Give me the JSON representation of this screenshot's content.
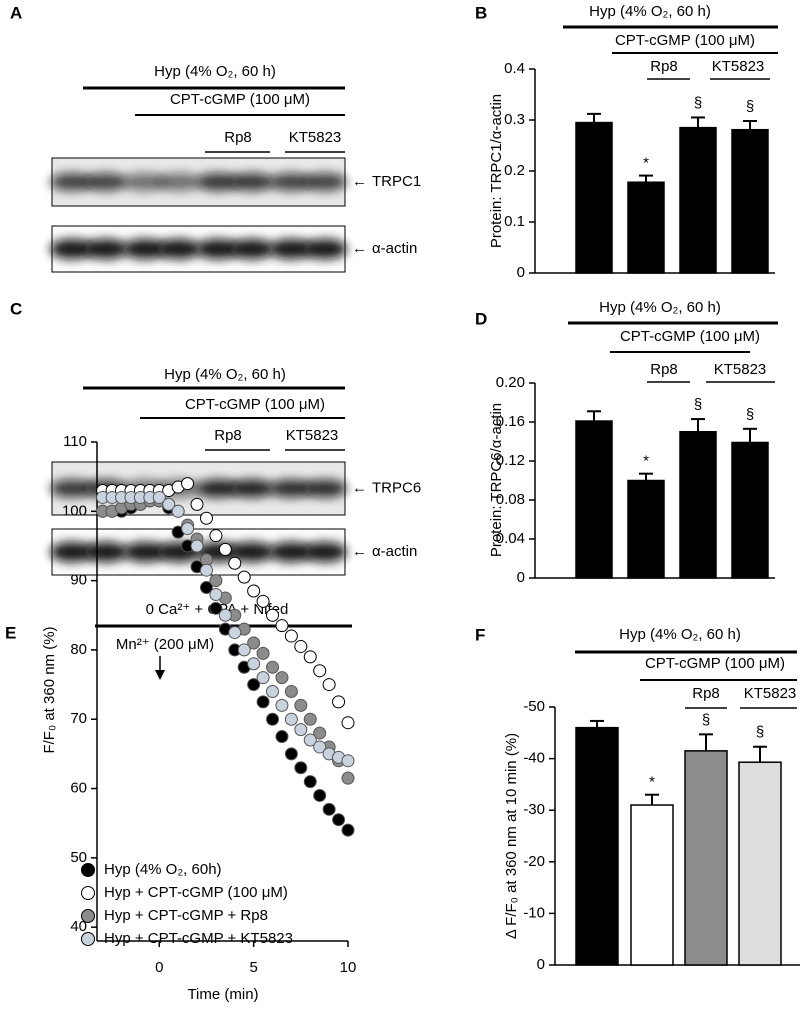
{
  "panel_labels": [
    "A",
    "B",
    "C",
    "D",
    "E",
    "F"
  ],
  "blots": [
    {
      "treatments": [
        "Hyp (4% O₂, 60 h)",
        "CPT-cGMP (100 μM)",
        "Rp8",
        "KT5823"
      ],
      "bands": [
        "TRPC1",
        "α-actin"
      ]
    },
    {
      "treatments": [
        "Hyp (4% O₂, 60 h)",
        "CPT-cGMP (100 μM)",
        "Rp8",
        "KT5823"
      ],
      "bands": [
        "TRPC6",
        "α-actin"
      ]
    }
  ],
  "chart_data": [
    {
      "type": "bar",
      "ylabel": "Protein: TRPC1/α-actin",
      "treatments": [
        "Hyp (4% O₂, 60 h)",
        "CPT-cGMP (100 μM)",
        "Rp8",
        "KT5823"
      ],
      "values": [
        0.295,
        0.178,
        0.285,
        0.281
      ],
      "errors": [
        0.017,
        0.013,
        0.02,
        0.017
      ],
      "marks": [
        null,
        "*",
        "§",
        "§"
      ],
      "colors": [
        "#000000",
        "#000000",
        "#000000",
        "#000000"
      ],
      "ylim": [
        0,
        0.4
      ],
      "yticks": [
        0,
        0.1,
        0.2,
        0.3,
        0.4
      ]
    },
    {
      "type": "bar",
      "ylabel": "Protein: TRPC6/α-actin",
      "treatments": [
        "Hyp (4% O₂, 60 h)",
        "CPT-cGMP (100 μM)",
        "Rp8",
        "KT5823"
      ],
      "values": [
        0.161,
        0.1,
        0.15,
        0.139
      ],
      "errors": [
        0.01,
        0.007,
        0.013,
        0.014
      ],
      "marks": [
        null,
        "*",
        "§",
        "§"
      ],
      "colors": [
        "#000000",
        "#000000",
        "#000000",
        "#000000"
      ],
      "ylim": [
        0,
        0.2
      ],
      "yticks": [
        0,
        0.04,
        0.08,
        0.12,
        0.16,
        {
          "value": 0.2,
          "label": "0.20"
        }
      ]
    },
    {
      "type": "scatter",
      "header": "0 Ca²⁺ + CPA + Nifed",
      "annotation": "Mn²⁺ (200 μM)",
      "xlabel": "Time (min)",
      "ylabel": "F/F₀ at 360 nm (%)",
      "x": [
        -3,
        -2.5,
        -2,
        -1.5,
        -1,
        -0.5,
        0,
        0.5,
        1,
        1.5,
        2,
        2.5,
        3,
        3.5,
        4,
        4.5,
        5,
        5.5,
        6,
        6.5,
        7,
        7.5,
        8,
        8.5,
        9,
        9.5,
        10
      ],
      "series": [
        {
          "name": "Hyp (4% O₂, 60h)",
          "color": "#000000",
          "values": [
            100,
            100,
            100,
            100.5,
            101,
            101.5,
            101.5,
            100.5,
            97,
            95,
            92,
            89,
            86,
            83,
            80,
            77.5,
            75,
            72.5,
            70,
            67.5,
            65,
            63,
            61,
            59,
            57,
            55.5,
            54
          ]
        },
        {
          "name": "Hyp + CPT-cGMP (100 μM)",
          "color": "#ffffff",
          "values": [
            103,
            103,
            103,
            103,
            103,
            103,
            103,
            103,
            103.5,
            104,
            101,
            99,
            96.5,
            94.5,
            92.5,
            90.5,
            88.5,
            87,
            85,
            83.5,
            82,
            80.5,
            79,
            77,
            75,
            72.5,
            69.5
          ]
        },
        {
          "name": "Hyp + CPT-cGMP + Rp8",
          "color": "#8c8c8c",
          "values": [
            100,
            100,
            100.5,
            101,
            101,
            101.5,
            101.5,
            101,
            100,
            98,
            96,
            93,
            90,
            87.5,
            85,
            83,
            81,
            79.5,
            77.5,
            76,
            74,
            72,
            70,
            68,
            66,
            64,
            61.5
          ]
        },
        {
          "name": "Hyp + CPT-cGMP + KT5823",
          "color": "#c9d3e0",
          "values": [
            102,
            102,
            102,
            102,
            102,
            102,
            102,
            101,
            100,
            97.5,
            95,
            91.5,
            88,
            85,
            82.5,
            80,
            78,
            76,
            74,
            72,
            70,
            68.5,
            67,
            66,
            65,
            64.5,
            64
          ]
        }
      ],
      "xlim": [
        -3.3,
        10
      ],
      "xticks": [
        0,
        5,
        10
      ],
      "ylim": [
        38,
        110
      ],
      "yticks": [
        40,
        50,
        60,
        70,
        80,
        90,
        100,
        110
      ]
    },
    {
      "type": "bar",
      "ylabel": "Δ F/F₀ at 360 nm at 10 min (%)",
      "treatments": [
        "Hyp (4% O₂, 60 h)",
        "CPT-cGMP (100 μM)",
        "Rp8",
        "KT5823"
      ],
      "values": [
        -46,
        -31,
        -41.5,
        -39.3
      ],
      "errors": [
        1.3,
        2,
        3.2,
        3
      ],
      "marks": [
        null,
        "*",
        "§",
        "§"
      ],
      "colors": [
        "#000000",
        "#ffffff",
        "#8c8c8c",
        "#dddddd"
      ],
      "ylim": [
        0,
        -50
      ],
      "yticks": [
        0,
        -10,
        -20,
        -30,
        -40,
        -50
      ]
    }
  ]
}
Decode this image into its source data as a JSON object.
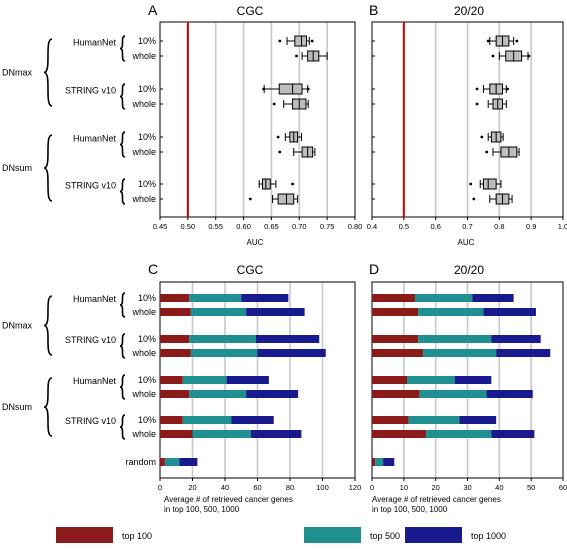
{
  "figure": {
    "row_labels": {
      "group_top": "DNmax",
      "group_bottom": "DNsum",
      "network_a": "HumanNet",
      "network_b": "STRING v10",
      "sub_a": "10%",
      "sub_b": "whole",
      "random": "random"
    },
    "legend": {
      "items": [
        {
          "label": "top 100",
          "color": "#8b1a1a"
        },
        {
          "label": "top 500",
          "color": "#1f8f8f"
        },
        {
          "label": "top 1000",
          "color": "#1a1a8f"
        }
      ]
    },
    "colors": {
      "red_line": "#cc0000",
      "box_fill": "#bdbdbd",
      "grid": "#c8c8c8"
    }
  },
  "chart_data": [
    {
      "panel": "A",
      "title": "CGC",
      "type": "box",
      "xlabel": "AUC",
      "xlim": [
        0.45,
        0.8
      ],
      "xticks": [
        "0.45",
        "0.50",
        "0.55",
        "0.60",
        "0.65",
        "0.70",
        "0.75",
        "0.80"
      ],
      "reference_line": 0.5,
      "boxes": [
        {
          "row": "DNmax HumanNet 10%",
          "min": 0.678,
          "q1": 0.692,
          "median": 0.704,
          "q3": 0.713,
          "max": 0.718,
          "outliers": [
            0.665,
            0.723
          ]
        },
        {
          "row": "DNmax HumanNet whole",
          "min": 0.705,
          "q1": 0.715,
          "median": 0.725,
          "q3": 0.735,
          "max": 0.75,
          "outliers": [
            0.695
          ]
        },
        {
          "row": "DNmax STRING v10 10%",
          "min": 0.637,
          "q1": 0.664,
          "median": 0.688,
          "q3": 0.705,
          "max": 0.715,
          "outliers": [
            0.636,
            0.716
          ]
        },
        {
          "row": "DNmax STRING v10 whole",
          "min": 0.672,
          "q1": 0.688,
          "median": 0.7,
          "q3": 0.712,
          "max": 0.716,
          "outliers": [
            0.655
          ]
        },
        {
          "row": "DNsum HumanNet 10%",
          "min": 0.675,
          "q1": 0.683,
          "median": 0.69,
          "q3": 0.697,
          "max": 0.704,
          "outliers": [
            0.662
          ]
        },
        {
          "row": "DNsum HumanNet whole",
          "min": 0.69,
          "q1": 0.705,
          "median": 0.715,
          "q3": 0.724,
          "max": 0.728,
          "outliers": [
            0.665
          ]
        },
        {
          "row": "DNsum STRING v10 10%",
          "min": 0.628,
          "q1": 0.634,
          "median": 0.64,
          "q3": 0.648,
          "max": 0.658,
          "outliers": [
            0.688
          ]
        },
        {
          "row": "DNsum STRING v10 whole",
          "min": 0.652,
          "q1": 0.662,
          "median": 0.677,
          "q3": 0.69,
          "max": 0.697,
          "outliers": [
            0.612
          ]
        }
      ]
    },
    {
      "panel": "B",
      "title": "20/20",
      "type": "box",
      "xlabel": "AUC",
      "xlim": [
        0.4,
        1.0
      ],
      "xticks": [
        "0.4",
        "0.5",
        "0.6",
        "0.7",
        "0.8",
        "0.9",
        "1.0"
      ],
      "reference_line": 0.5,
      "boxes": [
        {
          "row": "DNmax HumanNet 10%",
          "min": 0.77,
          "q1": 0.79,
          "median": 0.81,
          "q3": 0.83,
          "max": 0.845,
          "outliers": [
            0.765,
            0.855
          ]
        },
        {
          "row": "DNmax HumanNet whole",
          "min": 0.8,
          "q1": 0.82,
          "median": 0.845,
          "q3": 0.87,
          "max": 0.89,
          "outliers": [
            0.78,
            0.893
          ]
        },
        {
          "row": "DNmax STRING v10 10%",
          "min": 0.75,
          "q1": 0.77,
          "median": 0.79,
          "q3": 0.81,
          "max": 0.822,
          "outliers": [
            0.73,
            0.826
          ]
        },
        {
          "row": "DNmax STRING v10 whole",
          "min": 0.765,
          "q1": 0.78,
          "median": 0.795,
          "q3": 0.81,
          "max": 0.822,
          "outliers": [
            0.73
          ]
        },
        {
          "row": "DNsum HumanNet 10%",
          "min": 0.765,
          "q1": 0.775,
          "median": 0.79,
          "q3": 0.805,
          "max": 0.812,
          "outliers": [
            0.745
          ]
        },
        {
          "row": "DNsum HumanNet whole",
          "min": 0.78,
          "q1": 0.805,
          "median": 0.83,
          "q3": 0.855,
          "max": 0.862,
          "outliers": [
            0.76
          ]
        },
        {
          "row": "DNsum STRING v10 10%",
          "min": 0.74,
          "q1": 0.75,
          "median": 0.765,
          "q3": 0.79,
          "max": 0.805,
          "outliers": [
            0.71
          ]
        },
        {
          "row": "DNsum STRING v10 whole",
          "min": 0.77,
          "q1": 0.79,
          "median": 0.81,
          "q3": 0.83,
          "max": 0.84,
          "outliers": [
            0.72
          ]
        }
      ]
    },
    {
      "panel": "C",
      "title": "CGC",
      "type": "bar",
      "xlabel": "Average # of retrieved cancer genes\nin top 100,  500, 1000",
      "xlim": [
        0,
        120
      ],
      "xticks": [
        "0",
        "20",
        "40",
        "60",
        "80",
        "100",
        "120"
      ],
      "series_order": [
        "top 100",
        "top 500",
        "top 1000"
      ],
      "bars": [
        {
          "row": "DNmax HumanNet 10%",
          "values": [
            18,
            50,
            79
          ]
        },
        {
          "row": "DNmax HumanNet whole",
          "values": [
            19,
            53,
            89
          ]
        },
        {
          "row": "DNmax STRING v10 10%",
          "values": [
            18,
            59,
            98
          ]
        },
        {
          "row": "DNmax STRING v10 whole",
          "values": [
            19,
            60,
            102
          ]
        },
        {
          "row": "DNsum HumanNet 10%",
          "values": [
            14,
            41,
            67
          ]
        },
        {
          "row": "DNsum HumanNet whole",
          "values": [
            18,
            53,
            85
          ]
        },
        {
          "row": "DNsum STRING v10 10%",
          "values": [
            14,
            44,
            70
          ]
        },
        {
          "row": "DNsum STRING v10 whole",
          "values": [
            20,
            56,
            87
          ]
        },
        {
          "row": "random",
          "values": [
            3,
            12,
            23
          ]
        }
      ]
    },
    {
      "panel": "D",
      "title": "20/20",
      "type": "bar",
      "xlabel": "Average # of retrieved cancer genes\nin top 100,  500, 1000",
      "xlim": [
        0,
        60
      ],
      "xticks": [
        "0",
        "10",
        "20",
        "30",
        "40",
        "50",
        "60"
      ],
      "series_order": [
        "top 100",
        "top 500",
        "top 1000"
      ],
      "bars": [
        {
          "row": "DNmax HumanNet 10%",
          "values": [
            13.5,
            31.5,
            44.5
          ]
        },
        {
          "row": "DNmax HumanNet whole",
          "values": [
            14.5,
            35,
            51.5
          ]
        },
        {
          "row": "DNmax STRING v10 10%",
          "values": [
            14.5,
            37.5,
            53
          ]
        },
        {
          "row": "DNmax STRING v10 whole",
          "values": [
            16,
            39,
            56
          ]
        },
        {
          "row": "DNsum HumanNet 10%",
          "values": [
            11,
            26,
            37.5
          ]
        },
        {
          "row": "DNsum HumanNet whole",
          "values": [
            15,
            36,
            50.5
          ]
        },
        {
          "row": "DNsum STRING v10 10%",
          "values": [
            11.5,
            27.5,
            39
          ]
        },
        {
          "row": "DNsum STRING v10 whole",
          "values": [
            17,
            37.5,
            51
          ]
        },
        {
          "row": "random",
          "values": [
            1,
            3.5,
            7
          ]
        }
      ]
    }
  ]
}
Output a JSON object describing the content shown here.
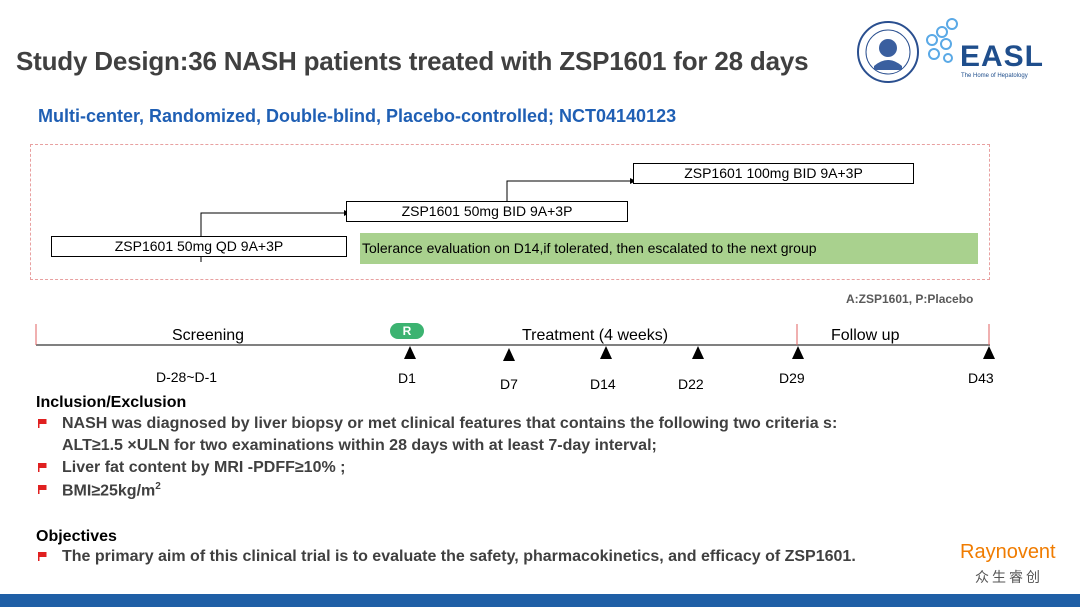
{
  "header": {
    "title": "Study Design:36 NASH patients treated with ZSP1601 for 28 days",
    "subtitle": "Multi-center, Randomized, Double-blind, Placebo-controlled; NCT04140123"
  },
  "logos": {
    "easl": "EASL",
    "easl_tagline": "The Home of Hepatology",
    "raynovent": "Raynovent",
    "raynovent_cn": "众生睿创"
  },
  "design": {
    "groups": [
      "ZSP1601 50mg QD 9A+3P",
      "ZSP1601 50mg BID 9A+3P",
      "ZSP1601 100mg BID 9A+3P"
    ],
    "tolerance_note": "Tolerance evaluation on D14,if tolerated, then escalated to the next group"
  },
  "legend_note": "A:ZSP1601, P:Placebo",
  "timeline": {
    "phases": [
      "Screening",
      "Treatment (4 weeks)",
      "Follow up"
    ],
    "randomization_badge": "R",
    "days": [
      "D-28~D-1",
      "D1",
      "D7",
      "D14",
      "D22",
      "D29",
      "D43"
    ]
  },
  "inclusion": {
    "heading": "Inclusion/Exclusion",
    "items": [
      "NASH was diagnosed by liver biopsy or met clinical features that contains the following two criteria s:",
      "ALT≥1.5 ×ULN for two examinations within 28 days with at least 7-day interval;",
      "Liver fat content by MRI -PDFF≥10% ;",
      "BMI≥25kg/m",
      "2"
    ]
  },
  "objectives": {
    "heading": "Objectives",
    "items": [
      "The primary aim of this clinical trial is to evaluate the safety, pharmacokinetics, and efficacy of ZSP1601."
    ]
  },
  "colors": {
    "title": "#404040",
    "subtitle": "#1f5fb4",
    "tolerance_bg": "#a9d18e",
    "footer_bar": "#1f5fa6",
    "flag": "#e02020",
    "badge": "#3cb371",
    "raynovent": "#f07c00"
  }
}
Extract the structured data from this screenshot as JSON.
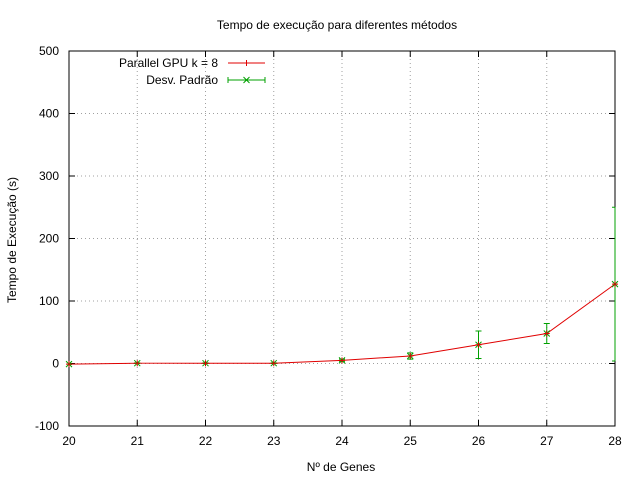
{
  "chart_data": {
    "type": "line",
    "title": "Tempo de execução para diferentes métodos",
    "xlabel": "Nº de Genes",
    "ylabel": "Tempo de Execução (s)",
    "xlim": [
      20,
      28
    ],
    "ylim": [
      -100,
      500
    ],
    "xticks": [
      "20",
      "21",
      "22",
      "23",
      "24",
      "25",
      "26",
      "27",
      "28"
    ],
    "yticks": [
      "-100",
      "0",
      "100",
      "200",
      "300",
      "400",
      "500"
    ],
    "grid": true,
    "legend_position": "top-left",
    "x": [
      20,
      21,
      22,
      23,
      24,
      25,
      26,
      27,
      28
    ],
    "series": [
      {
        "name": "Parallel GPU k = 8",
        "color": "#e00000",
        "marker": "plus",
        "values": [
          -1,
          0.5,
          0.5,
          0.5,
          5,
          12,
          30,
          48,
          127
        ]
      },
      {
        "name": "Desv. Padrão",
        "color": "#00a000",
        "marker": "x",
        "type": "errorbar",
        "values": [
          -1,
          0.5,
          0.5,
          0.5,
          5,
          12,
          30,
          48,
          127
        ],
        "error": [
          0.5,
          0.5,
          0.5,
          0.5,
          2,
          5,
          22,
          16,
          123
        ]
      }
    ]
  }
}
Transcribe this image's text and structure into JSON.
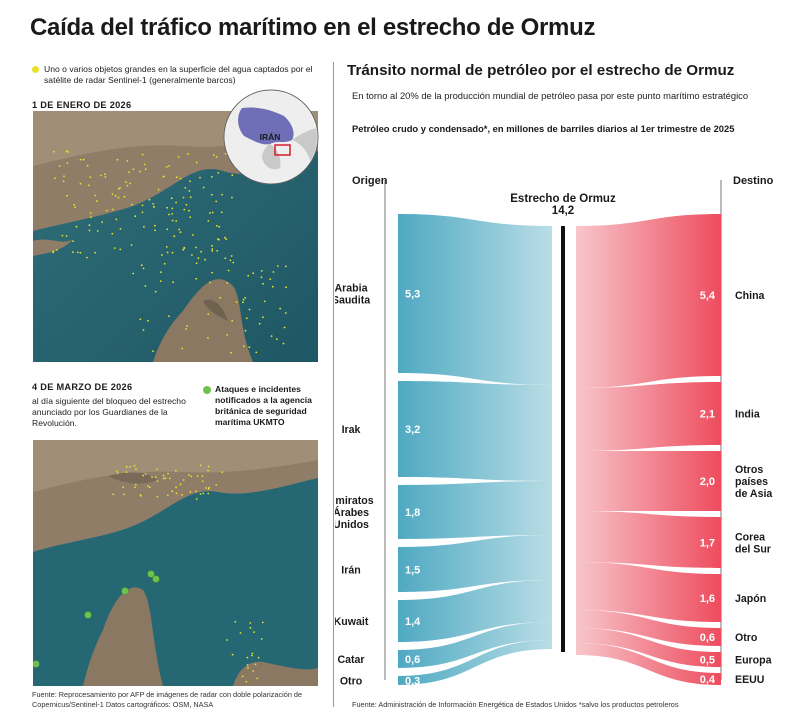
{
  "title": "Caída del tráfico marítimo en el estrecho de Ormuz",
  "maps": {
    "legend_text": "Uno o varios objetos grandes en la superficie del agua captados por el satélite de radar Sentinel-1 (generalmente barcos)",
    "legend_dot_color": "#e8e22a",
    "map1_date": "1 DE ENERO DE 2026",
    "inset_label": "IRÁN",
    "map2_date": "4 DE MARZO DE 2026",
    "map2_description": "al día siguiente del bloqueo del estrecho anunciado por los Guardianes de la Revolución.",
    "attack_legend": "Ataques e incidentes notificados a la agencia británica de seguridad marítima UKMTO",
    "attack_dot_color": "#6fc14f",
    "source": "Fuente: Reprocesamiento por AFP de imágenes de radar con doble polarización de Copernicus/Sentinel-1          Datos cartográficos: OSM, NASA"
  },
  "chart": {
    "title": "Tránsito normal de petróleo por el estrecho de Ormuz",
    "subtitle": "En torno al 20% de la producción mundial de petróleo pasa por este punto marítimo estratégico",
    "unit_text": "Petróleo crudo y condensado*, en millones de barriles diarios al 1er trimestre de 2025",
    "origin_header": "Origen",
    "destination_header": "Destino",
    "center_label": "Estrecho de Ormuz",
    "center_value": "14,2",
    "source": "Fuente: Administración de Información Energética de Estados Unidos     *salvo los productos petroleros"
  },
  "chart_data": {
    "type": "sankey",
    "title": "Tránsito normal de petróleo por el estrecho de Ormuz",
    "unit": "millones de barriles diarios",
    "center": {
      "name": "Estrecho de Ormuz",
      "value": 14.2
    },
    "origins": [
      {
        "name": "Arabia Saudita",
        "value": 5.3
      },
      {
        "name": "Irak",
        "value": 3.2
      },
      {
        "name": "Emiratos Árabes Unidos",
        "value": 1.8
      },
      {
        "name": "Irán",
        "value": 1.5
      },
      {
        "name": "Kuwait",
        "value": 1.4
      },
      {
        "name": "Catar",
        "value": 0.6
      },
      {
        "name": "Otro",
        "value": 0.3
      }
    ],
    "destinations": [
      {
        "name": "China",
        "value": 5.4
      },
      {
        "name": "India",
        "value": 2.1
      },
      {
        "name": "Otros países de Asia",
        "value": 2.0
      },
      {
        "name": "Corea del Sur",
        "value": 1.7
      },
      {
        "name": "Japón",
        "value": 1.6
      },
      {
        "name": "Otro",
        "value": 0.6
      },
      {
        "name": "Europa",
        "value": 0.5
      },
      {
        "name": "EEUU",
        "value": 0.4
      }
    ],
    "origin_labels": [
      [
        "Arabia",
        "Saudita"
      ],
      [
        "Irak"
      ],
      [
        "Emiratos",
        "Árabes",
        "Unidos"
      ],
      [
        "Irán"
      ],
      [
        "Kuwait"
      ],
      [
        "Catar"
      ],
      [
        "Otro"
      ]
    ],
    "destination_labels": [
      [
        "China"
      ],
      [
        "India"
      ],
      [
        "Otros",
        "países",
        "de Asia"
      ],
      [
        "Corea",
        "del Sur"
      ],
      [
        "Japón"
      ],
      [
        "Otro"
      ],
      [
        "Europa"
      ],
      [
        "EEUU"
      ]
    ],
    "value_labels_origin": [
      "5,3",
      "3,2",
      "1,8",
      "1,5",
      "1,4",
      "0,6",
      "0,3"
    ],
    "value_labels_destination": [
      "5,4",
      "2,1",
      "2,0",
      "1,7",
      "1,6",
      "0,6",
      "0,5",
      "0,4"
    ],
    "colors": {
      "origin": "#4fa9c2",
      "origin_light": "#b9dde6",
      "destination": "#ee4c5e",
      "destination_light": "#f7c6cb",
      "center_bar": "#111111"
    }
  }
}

☆ ☆ ☆ ☆

» Task instructions
Looking at the data above, say how many lines contain the word "content", with no added words.

» Response to the exercise
3